• **Work to do**: Tally all lines containing the word "Weekly". Give the number alone.

• **Information supplied**:
######

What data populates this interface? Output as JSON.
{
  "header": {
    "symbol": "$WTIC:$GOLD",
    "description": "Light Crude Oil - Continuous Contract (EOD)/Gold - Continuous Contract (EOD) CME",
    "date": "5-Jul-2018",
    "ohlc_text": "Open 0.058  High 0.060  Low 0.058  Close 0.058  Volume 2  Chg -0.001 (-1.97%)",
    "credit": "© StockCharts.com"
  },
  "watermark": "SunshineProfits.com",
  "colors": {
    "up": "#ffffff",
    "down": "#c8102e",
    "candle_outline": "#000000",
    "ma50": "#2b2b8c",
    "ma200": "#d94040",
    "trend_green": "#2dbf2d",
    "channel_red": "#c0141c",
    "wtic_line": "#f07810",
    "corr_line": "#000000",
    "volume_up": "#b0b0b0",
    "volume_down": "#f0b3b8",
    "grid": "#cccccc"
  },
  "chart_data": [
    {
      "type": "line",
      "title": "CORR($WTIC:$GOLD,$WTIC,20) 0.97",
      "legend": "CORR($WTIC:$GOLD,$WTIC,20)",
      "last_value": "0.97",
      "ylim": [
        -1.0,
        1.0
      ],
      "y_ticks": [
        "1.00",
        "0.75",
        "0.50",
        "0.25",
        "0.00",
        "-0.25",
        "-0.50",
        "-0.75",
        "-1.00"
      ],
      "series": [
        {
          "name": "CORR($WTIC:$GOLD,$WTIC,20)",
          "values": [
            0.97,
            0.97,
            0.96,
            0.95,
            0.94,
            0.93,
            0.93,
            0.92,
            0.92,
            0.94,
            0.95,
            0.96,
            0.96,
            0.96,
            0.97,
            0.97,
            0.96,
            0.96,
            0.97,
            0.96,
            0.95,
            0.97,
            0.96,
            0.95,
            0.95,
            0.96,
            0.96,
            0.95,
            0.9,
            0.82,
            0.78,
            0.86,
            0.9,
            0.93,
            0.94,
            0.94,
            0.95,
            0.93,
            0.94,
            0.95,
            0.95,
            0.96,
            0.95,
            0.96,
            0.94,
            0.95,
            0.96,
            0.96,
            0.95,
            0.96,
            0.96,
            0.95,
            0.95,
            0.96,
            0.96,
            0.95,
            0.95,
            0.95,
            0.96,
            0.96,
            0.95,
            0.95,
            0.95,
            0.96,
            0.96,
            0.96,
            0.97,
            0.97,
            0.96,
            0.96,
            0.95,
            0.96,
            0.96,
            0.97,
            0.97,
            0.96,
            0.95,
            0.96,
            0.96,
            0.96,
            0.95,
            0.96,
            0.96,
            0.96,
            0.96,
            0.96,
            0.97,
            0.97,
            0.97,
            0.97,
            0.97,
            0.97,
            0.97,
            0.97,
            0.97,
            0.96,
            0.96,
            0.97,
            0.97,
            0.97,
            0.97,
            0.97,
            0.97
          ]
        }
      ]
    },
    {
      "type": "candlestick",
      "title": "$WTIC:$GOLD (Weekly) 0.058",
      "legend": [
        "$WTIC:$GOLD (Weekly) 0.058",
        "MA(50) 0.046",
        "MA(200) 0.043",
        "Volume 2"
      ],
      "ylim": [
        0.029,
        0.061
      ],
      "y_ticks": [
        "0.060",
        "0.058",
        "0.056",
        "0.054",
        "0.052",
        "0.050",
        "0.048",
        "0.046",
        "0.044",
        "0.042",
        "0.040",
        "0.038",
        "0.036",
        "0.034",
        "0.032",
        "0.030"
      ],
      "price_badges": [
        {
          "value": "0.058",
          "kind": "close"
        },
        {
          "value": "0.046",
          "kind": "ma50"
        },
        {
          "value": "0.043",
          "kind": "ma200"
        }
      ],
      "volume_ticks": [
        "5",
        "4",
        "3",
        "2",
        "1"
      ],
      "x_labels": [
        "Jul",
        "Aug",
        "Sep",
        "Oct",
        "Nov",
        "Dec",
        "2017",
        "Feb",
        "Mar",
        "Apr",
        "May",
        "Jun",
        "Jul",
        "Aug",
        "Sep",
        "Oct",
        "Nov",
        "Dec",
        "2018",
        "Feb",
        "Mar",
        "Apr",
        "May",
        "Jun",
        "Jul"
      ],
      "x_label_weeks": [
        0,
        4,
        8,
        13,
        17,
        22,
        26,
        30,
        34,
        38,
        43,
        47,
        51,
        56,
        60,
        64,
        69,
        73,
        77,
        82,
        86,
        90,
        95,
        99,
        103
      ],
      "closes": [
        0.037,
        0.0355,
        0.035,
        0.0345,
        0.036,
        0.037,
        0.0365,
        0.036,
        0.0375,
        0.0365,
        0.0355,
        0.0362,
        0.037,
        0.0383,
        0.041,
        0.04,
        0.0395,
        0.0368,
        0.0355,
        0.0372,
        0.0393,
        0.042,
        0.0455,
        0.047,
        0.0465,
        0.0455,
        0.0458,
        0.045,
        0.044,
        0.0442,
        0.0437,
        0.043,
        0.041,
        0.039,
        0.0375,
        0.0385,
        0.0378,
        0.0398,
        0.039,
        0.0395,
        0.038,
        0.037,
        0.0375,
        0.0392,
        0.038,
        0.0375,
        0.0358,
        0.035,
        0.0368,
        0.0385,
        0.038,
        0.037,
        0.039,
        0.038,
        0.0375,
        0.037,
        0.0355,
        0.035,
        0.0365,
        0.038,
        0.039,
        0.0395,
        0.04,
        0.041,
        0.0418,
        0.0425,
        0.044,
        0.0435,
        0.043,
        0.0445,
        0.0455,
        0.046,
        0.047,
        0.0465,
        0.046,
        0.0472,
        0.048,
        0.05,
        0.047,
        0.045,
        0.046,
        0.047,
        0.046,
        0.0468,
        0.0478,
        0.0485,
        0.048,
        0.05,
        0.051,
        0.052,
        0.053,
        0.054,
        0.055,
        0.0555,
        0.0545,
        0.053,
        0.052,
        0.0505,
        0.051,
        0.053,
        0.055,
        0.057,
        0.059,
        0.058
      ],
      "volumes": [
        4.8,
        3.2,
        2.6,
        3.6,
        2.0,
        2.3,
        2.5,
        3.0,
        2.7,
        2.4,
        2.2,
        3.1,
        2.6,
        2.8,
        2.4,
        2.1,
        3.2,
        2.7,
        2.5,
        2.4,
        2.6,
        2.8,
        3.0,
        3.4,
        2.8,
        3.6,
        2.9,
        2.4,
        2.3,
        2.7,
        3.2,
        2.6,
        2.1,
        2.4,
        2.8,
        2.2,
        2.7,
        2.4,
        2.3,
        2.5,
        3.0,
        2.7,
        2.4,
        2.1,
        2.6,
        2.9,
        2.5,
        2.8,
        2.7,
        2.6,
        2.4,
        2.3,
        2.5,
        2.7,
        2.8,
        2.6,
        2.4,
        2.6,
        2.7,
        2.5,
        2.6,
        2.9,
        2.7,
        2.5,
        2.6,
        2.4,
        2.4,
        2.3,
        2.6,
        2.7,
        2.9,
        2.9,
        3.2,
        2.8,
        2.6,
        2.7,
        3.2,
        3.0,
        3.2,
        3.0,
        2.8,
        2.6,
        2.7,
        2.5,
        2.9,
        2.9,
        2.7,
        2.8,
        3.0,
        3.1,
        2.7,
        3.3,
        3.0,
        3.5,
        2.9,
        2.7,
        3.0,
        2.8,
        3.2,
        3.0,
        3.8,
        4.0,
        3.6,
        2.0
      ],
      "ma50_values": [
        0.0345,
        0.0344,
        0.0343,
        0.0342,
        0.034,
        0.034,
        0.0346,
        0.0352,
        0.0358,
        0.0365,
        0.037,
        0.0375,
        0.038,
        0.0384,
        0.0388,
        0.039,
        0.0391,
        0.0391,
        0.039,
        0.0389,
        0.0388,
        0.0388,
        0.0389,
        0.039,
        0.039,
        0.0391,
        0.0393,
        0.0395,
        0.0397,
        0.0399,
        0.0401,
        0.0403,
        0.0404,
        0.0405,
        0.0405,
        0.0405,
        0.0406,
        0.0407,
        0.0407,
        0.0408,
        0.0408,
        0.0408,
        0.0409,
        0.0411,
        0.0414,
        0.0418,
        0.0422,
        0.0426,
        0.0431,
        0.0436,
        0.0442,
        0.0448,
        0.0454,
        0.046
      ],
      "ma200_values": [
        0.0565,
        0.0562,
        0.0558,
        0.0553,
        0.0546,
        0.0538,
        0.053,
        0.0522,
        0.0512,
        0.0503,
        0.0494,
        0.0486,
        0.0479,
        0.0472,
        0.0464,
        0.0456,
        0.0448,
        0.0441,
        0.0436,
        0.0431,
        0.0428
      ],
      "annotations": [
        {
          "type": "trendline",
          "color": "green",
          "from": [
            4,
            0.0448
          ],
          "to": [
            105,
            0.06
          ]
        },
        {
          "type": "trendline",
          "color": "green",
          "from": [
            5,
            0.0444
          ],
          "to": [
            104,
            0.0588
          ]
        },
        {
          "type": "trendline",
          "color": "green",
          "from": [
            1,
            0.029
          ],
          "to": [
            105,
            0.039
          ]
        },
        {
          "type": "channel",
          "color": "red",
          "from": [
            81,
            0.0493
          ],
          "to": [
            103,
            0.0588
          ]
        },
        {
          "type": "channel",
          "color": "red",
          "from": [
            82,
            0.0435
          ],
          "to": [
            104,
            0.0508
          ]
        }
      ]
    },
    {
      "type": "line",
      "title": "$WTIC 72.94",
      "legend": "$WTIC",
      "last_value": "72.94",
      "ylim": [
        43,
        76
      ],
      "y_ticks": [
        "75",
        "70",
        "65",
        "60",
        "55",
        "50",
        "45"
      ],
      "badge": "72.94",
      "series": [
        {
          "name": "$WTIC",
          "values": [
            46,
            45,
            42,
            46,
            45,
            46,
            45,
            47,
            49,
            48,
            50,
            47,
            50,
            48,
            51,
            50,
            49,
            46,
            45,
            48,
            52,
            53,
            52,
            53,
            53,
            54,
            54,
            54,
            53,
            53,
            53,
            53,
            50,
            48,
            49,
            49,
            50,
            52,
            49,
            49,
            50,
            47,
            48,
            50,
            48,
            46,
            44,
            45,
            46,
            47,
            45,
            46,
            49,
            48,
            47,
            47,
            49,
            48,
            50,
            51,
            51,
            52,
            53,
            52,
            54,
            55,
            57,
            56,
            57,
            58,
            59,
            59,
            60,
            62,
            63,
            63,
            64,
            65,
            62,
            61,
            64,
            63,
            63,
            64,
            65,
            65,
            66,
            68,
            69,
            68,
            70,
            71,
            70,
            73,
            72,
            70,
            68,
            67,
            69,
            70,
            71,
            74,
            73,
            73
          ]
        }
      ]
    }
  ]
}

######

• **Answer to the exercise**: 2